Stated problem:
Copy out every line of the data exactly.

Data for processing:
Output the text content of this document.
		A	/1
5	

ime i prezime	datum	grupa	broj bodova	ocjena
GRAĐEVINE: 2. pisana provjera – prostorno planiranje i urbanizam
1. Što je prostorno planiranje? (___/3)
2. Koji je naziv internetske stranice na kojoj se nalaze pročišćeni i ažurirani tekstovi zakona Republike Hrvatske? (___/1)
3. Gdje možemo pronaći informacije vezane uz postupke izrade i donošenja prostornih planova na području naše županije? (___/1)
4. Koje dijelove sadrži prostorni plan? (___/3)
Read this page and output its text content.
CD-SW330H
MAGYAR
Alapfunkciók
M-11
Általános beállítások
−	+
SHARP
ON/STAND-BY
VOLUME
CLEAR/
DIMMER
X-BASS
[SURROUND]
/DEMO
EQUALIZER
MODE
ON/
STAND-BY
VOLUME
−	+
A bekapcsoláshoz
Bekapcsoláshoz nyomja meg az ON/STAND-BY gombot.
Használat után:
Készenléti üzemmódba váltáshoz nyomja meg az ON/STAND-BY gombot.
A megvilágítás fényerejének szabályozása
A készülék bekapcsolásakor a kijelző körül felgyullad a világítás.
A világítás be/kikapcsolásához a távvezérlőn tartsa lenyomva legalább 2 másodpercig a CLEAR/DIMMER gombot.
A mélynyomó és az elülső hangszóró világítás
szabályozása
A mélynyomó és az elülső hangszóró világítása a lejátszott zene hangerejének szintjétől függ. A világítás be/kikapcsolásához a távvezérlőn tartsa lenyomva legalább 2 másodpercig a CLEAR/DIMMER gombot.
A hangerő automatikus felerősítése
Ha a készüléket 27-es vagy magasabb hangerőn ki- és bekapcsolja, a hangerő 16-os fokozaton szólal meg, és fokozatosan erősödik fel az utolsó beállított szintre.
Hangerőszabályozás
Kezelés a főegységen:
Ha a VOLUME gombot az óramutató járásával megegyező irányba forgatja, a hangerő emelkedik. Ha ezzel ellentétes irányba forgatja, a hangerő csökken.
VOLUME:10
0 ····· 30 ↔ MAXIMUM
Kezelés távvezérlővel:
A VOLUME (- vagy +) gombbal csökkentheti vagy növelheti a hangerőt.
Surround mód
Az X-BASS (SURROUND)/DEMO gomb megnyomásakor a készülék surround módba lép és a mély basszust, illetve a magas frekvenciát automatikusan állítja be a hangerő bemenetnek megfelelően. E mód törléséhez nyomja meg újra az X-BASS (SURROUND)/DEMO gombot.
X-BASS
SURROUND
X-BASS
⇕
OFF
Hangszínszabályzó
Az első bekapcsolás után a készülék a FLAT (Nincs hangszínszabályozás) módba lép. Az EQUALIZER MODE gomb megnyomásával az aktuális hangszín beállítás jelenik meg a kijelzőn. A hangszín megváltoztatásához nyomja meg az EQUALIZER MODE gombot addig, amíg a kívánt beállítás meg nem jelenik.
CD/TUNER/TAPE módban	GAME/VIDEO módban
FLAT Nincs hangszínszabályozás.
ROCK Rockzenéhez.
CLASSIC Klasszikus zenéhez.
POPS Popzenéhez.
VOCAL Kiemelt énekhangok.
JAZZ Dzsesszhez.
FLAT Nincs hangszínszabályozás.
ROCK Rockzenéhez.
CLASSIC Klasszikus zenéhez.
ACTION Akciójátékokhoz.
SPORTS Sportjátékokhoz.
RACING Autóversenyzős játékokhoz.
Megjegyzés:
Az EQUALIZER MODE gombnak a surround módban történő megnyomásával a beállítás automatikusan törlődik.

Correct answer:
Output the text content of this document.
		A	/1
5	

ime i prezime	datum	grupa	broj bodova	ocjena
GRAĐEVINE: 2. pisana provjera – prostorno planiranje i urbanizam
1. Što je prostorno planiranje? (___/3)
2. Koji je naziv internetske stranice na kojoj se nalaze pročišćeni i ažurirani tekstovi zakona Republike Hrvatske? (___/1)
3. Gdje možemo pronaći informacije vezane uz postupke izrade i donošenja prostornih planova na području naše županije? (___/1)
4. Koje dijelove sadrži prostorni plan? (___/3)
Read this page and output its text content.
CD-SW330H
MAGYAR
Alapfunkciók
M-11
Általános beállítások
−	+
SHARP
ON/STAND-BY
VOLUME
CLEAR/
DIMMER
X-BASS
[SURROUND]
/DEMO
EQUALIZER
MODE
ON/
STAND-BY
VOLUME
−	+
A bekapcsoláshoz
Bekapcsoláshoz nyomja meg az ON/STAND-BY gombot.
Használat után:
Készenléti üzemmódba váltáshoz nyomja meg az ON/STAND-BY gombot.
A megvilágítás fényerejének szabályozása
A készülék bekapcsolásakor a kijelző körül felgyullad a világítás.
A világítás be/kikapcsolásához a távvezérlőn tartsa lenyomva legalább 2 másodpercig a CLEAR/DIMMER gombot.
A mélynyomó és az elülső hangszóró világítás
szabályozása
A mélynyomó és az elülső hangszóró világítása a lejátszott zene hangerejének szintjétől függ. A világítás be/kikapcsolásához a távvezérlőn tartsa lenyomva legalább 2 másodpercig a CLEAR/DIMMER gombot.
A hangerő automatikus felerősítése
Ha a készüléket 27-es vagy magasabb hangerőn ki- és bekapcsolja, a hangerő 16-os fokozaton szólal meg, és fokozatosan erősödik fel az utolsó beállított szintre.
Hangerőszabályozás
Kezelés a főegységen:
Ha a VOLUME gombot az óramutató járásával megegyező irányba forgatja, a hangerő emelkedik. Ha ezzel ellentétes irányba forgatja, a hangerő csökken.
VOLUME:10
0 ····· 30 ↔ MAXIMUM
Kezelés távvezérlővel:
A VOLUME (- vagy +) gombbal csökkentheti vagy növelheti a hangerőt.
Surround mód
Az X-BASS (SURROUND)/DEMO gomb megnyomásakor a készülék surround módba lép és a mély basszust, illetve a magas frekvenciát automatikusan állítja be a hangerő bemenetnek megfelelően. E mód törléséhez nyomja meg újra az X-BASS (SURROUND)/DEMO gombot.
X-BASS
SURROUND
X-BASS
⇕
OFF
Hangszínszabályzó
Az első bekapcsolás után a készülék a FLAT (Nincs hangszínszabályozás) módba lép. Az EQUALIZER MODE gomb megnyomásával az aktuális hangszín beállítás jelenik meg a kijelzőn. A hangszín megváltoztatásához nyomja meg az EQUALIZER MODE gombot addig, amíg a kívánt beállítás meg nem jelenik.
CD/TUNER/TAPE módban	GAME/VIDEO módban
FLAT Nincs hangszínszabályozás.
ROCK Rockzenéhez.
CLASSIC Klasszikus zenéhez.
POPS Popzenéhez.
VOCAL Kiemelt énekhangok.
JAZZ Dzsesszhez.
FLAT Nincs hangszínszabályozás.
ROCK Rockzenéhez.
CLASSIC Klasszikus zenéhez.
ACTION Akciójátékokhoz.
SPORTS Sportjátékokhoz.
RACING Autóversenyzős játékokhoz.
Megjegyzés:
Az EQUALIZER MODE gombnak a surround módban történő megnyomásával a beállítás automatikusan törlődik.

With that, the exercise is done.